### Request
Where a line holds "screenshot", copy it.

####################

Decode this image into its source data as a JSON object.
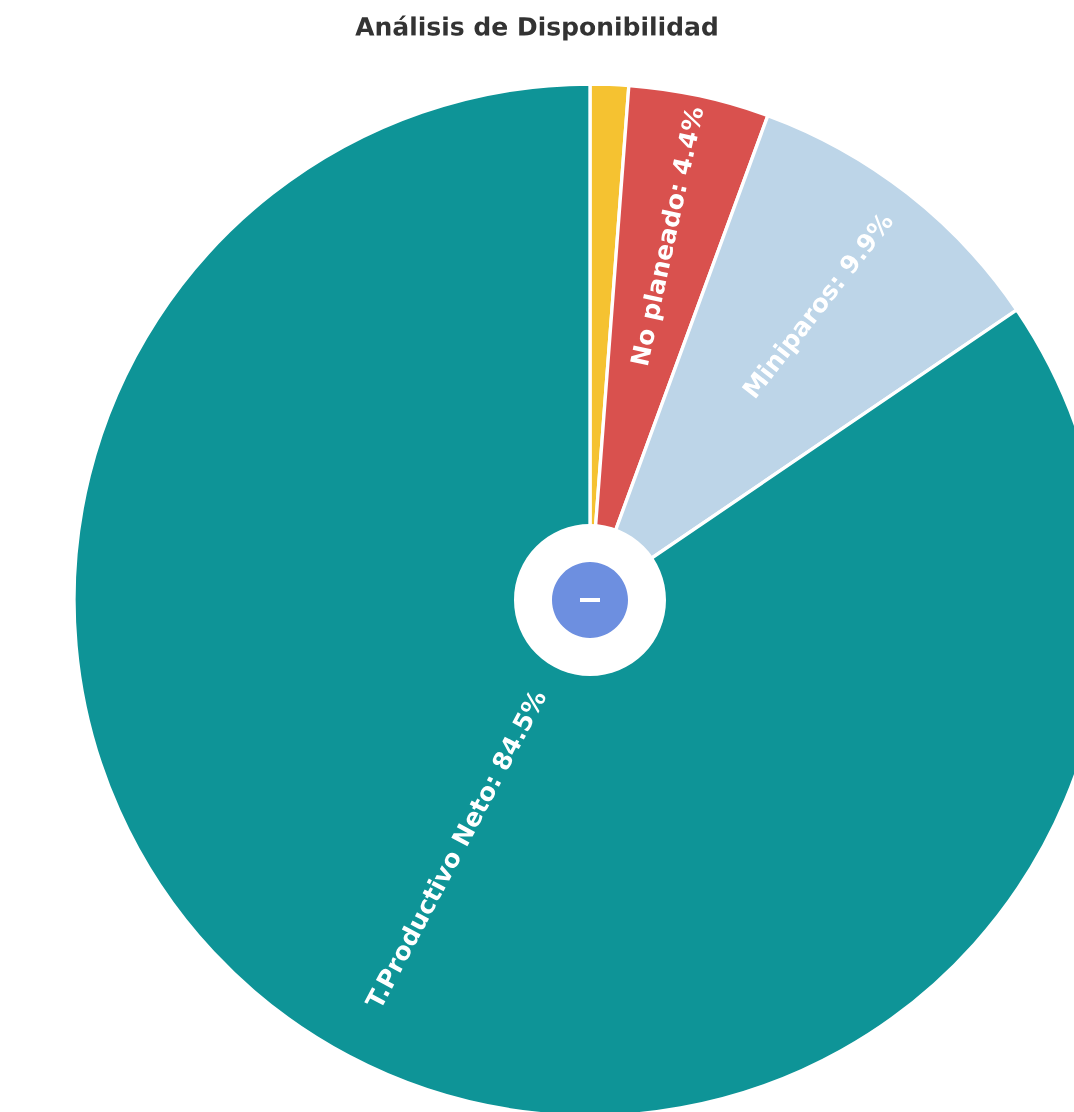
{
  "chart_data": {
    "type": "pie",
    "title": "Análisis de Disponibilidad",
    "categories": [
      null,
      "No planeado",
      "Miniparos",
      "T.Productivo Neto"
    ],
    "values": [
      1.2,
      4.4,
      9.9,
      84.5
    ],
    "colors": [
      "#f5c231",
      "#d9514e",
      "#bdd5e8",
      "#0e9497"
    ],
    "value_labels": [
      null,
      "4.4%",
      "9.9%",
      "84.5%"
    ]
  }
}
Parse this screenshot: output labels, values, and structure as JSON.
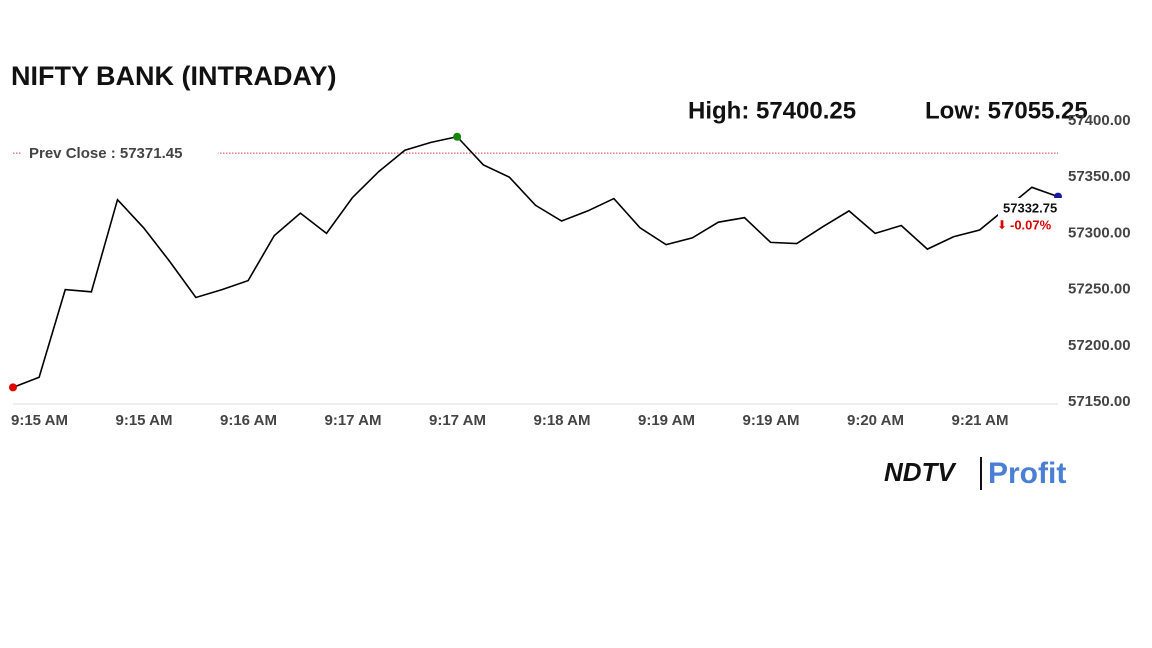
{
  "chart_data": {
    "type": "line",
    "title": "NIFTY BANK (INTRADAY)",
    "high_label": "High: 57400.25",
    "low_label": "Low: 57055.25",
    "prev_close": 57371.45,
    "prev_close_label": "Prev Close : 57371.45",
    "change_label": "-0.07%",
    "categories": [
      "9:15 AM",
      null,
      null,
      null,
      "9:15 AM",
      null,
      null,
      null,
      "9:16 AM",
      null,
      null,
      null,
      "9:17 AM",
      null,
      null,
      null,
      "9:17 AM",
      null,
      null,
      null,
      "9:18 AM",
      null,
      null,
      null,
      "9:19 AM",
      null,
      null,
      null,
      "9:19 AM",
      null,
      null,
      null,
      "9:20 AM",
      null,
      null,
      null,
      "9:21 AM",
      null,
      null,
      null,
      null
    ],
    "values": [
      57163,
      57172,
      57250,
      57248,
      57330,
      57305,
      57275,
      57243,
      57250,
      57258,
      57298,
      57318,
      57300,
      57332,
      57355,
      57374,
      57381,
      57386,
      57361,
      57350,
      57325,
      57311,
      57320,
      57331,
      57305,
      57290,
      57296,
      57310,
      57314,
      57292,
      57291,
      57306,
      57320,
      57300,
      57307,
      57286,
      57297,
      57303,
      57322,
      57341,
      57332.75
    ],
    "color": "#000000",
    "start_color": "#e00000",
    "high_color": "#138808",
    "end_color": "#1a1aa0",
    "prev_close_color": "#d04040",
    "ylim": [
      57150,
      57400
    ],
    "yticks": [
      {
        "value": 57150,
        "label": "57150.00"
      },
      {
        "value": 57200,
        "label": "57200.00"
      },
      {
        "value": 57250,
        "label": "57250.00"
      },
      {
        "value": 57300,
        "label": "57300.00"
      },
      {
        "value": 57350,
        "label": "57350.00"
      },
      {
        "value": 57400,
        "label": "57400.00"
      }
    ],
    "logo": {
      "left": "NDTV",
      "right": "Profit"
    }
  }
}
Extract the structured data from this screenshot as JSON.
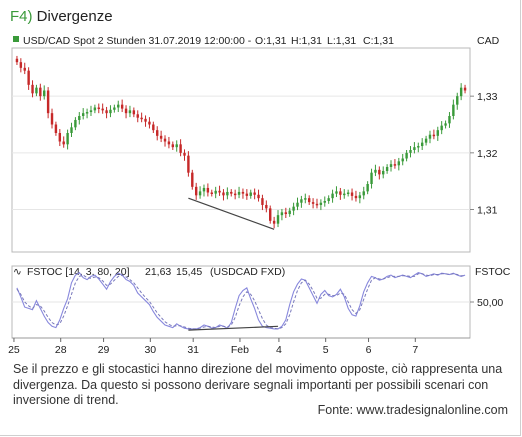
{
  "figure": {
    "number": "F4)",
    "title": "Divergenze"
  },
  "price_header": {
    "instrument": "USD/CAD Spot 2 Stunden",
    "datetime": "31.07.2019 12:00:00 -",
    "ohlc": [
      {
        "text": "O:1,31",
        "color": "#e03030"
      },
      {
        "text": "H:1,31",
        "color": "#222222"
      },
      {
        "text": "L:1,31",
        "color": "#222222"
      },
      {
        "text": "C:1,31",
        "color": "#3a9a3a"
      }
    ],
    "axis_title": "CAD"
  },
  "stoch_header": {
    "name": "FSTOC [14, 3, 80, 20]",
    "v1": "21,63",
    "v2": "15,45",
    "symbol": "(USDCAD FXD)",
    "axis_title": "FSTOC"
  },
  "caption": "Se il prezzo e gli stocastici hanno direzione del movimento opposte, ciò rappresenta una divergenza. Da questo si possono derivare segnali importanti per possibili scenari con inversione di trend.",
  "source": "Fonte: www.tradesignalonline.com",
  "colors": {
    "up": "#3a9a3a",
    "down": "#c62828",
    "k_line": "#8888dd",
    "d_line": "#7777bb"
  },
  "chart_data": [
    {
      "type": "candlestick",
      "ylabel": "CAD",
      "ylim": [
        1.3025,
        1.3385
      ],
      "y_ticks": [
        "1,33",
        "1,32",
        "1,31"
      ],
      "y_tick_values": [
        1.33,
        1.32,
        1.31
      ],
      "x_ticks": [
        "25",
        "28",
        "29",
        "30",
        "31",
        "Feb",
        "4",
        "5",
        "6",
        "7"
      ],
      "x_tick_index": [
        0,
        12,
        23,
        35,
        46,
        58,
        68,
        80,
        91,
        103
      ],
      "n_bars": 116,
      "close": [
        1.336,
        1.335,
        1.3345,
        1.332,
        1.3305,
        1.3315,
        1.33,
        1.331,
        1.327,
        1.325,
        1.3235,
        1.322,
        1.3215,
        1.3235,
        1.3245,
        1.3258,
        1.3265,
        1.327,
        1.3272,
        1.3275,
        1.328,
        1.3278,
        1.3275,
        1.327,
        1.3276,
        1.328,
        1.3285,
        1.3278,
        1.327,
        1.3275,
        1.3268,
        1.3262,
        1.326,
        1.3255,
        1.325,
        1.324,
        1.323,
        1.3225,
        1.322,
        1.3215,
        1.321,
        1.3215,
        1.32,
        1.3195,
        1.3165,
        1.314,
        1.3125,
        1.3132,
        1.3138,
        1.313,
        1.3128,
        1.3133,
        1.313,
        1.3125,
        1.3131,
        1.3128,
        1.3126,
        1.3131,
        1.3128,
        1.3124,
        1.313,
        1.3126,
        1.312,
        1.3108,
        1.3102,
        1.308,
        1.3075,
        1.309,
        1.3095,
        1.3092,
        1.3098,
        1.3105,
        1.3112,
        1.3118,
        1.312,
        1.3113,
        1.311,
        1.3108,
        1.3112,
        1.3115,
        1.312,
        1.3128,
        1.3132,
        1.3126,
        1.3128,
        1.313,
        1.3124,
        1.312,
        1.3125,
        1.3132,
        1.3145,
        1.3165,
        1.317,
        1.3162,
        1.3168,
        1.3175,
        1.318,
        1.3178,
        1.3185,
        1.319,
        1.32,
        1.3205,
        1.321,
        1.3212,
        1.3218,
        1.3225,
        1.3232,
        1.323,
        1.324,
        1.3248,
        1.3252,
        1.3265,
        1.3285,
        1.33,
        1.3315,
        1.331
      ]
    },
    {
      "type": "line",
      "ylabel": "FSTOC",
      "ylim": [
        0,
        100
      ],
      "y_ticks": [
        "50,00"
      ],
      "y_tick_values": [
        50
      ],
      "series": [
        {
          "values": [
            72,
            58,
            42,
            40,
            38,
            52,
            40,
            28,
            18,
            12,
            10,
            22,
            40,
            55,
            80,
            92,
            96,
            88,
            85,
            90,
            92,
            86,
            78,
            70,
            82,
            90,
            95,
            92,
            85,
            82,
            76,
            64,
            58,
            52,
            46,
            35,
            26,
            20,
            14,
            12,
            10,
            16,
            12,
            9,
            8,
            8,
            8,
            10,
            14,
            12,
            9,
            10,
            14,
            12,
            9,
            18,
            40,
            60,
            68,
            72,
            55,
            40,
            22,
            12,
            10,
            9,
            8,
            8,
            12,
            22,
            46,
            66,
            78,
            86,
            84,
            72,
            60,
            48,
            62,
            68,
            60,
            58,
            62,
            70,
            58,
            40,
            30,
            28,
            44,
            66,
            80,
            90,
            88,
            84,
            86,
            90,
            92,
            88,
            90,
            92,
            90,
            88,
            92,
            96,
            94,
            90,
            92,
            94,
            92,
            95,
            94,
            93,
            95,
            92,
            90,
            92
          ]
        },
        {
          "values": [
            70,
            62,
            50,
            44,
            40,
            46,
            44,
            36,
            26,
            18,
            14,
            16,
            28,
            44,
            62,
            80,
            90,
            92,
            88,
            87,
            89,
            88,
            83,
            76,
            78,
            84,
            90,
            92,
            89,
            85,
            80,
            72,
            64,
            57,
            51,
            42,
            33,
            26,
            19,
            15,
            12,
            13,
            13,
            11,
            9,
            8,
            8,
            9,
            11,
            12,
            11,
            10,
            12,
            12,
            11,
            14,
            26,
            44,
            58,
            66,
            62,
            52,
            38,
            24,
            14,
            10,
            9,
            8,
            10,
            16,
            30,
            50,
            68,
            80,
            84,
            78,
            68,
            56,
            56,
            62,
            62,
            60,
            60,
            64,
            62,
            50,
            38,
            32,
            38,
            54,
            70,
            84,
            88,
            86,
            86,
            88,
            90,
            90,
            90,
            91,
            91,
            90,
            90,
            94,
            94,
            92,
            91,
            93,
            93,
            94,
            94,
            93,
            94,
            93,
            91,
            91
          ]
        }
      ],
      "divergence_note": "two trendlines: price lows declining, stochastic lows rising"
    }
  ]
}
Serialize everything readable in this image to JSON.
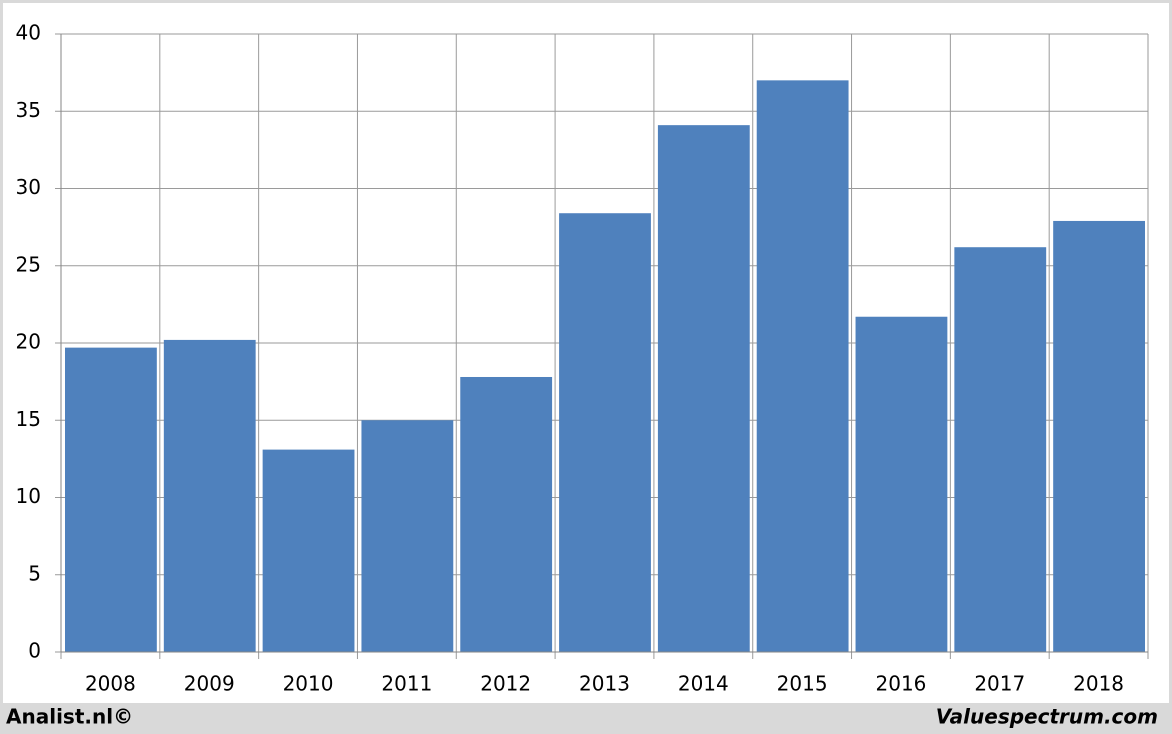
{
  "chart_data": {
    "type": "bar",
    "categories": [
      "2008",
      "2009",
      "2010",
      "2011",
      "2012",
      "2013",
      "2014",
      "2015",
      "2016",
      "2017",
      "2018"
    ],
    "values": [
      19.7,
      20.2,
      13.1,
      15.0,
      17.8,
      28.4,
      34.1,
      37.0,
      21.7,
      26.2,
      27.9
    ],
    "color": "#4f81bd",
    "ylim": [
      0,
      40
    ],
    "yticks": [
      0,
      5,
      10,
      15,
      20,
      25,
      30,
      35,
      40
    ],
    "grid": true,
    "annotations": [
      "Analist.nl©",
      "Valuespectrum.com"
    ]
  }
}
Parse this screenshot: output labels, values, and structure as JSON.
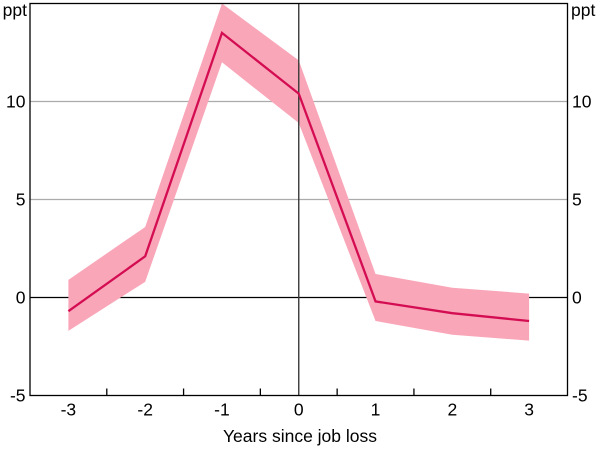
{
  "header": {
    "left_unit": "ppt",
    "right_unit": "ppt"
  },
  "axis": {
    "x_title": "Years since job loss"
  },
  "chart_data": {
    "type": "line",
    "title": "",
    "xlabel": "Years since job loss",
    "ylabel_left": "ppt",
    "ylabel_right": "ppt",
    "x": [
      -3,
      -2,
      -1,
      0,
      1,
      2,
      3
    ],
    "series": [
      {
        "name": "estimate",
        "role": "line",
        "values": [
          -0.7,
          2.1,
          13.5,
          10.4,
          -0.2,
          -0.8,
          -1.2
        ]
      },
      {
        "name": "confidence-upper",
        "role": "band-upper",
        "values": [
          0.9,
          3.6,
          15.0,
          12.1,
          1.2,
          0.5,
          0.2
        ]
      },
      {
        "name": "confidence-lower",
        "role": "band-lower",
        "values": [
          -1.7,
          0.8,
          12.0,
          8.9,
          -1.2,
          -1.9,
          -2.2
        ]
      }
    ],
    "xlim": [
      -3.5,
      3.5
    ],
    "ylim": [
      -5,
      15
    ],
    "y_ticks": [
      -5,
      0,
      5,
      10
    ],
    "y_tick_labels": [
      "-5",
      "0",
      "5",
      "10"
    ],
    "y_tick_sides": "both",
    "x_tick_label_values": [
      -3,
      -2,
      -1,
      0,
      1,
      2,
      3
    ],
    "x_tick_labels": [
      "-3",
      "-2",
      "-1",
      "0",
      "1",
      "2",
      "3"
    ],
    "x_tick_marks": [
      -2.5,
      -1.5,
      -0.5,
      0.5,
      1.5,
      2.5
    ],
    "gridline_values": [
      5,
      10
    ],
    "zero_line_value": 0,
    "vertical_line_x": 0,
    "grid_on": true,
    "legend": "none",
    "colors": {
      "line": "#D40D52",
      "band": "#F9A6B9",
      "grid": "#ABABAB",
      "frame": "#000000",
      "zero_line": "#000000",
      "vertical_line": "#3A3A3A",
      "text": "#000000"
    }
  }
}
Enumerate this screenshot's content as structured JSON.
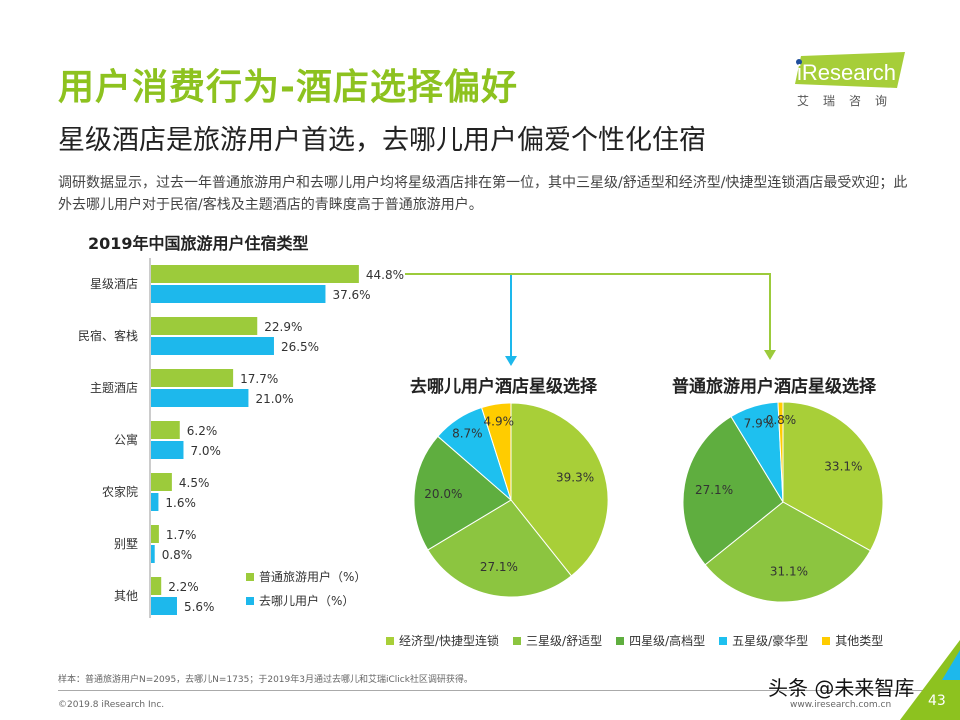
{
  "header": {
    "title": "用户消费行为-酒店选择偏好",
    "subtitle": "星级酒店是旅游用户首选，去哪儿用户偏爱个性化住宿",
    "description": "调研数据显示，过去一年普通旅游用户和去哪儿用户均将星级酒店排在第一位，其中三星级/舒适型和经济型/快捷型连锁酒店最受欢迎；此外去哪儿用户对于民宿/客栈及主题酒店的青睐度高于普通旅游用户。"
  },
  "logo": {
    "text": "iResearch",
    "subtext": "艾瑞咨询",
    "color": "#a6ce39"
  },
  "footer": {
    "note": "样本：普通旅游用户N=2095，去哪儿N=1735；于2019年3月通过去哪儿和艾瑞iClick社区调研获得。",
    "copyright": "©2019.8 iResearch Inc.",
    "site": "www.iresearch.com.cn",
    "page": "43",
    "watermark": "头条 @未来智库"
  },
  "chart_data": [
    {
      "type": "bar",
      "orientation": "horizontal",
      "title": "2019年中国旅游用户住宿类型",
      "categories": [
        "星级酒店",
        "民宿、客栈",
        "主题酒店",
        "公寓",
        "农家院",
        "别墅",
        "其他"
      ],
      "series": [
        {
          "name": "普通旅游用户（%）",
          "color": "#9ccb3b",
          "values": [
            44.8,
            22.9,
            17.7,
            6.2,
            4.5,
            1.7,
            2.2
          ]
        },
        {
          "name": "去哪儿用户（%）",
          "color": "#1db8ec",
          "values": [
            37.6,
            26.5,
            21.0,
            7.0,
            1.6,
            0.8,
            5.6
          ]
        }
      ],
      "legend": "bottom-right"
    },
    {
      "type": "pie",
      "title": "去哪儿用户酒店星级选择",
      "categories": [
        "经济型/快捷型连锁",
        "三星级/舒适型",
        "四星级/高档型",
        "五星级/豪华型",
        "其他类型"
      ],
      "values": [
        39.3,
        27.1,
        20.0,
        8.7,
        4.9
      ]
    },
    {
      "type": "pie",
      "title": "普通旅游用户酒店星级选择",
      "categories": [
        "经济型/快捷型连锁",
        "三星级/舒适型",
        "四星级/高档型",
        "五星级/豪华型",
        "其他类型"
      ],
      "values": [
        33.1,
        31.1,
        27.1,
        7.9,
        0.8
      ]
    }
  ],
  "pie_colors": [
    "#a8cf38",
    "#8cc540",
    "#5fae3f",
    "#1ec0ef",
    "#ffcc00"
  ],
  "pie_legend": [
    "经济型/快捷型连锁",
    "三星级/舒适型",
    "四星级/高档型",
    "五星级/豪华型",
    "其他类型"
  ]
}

####################

### Answer in full
Parse this screenshot: output labels, values, and structure as JSON.
Extract the structured data from this screenshot as JSON.
Parse this screenshot: output labels, values, and structure as JSON.
Enumerate this screenshot's content as structured JSON.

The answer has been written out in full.